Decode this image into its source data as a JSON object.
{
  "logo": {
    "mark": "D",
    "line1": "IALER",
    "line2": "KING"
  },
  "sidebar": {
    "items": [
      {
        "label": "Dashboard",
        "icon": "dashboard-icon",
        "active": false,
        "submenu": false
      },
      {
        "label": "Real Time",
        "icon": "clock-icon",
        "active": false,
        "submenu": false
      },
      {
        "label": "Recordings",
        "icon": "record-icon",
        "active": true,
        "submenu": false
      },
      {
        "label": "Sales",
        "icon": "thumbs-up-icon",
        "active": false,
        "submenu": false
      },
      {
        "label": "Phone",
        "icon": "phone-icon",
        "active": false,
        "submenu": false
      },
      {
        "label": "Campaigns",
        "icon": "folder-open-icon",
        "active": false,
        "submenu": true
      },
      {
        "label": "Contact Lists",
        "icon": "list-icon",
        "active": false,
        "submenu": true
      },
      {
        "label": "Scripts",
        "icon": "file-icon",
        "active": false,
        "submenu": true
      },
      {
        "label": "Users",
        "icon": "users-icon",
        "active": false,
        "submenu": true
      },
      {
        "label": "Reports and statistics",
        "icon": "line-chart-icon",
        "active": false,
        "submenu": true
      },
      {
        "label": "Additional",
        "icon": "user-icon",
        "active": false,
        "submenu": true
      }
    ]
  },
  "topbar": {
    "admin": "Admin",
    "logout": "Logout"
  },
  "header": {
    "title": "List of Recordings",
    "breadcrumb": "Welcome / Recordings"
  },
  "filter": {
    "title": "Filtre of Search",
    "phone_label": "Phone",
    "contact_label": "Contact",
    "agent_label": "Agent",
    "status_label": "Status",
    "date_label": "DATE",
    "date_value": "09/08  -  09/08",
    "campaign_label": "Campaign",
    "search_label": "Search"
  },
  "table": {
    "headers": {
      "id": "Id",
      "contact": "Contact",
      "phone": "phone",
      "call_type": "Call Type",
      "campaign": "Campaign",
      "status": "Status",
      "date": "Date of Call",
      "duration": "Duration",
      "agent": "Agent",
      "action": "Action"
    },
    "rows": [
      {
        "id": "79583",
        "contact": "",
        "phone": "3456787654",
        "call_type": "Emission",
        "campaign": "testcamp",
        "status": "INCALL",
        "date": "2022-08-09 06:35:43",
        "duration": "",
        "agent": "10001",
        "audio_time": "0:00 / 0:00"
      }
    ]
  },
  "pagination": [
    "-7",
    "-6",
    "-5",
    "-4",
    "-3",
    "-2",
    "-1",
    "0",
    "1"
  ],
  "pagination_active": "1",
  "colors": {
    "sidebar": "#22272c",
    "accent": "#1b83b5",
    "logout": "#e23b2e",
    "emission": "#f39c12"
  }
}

--------------------

# [EXERCISE]
Find all lines where the word "title" appears. Copy them.

# [RIGHT ANSWER]
    "title": "List of Recordings",
    "title": "Filtre of Search",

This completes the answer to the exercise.